Omit every picture while repeating the entries exactly.
----
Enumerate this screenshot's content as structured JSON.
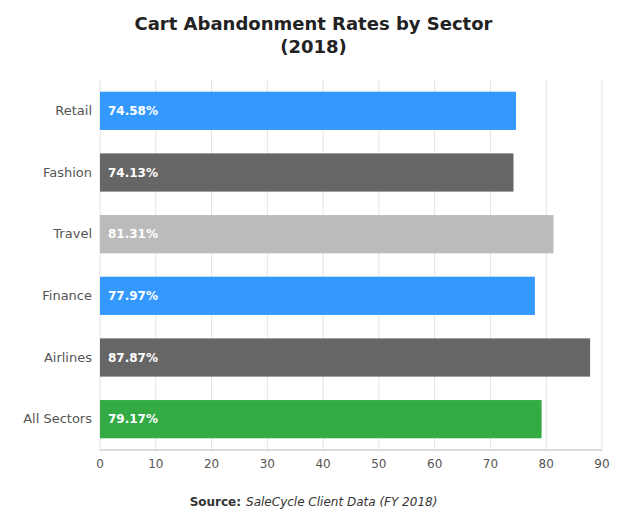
{
  "chart_data": {
    "type": "bar",
    "orientation": "horizontal",
    "title": "Cart Abandonment Rates by Sector\n(2018)",
    "categories": [
      "All Sectors",
      "Airlines",
      "Finance",
      "Travel",
      "Fashion",
      "Retail"
    ],
    "values": [
      79.17,
      87.87,
      77.97,
      81.31,
      74.13,
      74.58
    ],
    "value_labels": [
      "79.17%",
      "87.87%",
      "77.97%",
      "81.31%",
      "74.13%",
      "74.58%"
    ],
    "data_labels": true,
    "colors": [
      "#33aa44",
      "#666666",
      "#3399ff",
      "#bbbbbb",
      "#666666",
      "#3399ff"
    ],
    "xlim": [
      0,
      90
    ],
    "xticks": [
      0,
      10,
      20,
      30,
      40,
      50,
      60,
      70,
      80,
      90
    ],
    "grid": true,
    "annotations": [
      "Source:",
      "SaleCycle Client Data (FY 2018)"
    ]
  }
}
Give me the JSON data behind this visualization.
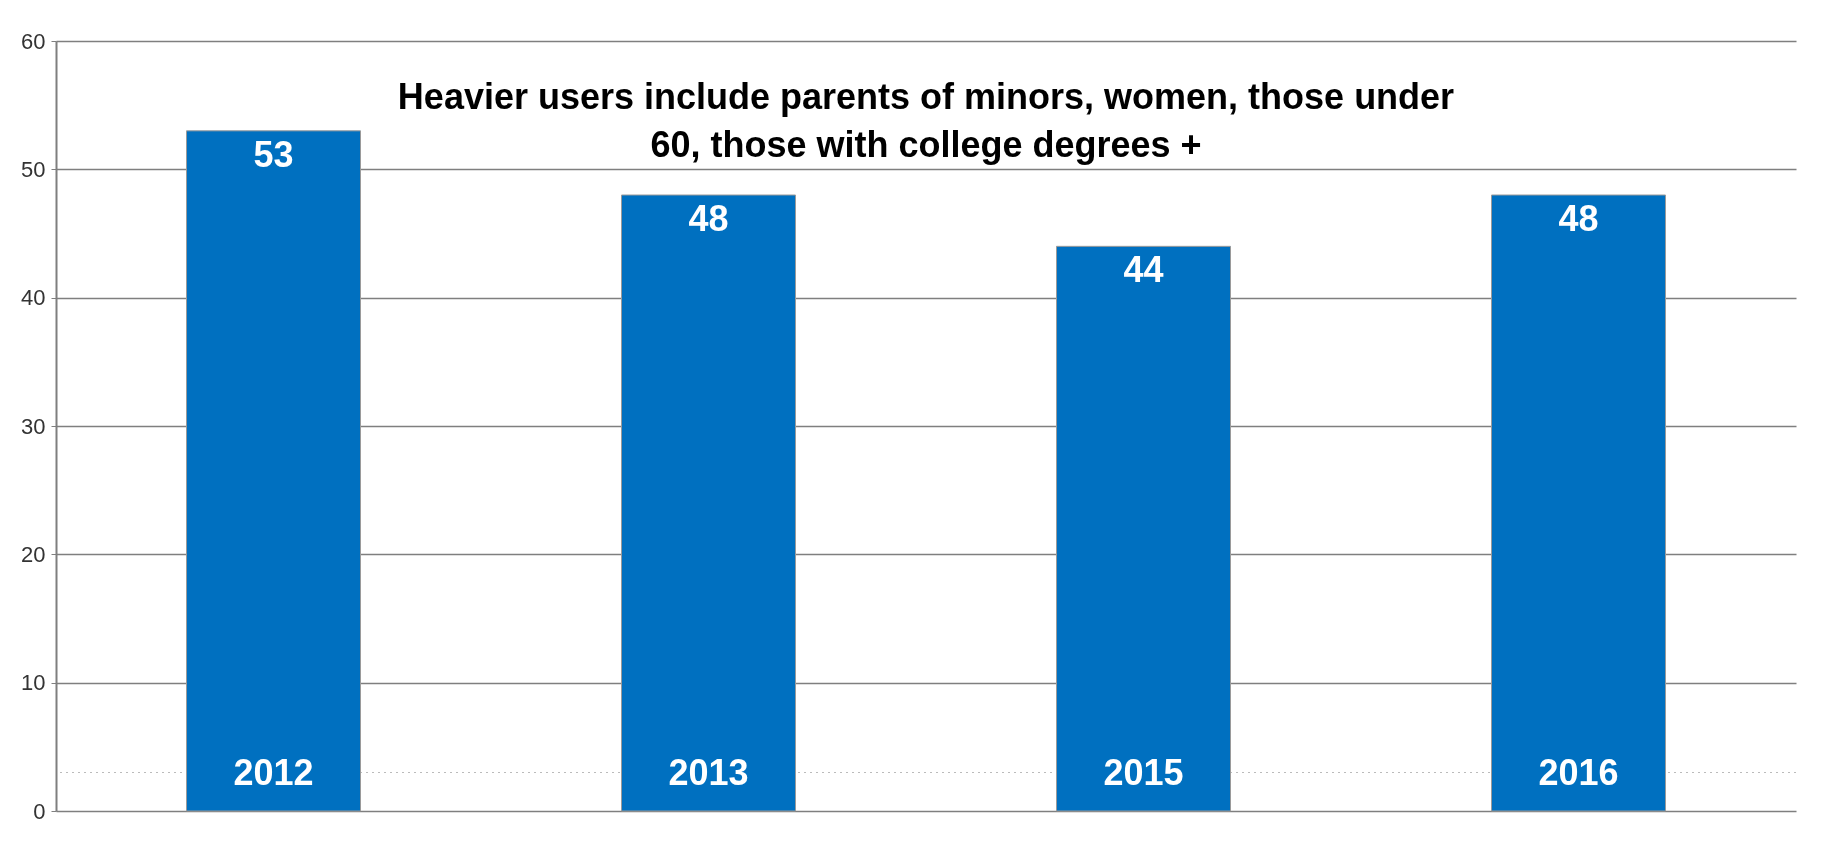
----
> _PROBLEM SOLUTION_
Enumerate this screenshot's content as structured JSON.
{
  "chart_data": {
    "type": "bar",
    "orientation": "horizontal",
    "title": "Cart Abandonment Rates by Sector\n(2018)",
    "categories": [
      "All Sectors",
      "Airlines",
      "Finance",
      "Travel",
      "Fashion",
      "Retail"
    ],
    "values": [
      79.17,
      87.87,
      77.97,
      81.31,
      74.13,
      74.58
    ],
    "value_labels": [
      "79.17%",
      "87.87%",
      "77.97%",
      "81.31%",
      "74.13%",
      "74.58%"
    ],
    "data_labels": true,
    "colors": [
      "#33aa44",
      "#666666",
      "#3399ff",
      "#bbbbbb",
      "#666666",
      "#3399ff"
    ],
    "xlim": [
      0,
      90
    ],
    "xticks": [
      0,
      10,
      20,
      30,
      40,
      50,
      60,
      70,
      80,
      90
    ],
    "grid": true,
    "annotations": [
      "Source:",
      "SaleCycle Client Data (FY 2018)"
    ]
  }
}
Give me the JSON data behind this visualization.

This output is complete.